Problem requirements -
Count the lines in the records below that contain the word "Node", and give only that number.

Entries from a dataset:
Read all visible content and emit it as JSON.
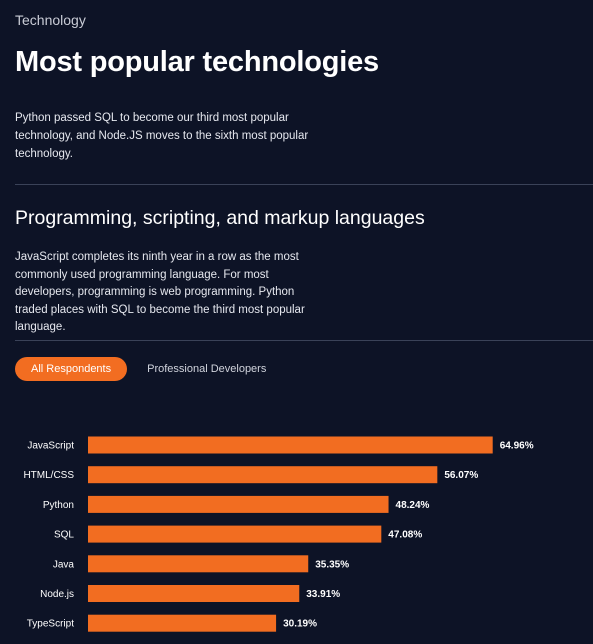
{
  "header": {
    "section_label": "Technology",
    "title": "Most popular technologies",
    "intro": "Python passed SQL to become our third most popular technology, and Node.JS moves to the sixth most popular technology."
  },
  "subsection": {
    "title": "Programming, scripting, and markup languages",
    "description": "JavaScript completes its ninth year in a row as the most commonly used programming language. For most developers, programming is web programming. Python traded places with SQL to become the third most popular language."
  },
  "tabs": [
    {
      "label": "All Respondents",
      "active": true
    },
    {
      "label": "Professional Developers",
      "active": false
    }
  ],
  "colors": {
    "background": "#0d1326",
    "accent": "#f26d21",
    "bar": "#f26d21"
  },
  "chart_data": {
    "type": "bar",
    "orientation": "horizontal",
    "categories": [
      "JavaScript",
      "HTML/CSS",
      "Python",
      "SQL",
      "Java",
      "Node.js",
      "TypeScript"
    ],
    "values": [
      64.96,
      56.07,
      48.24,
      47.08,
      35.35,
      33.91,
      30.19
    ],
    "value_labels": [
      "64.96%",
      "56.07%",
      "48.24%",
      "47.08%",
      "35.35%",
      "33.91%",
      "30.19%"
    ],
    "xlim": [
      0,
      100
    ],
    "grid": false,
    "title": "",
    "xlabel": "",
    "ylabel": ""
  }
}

Worked answer -
2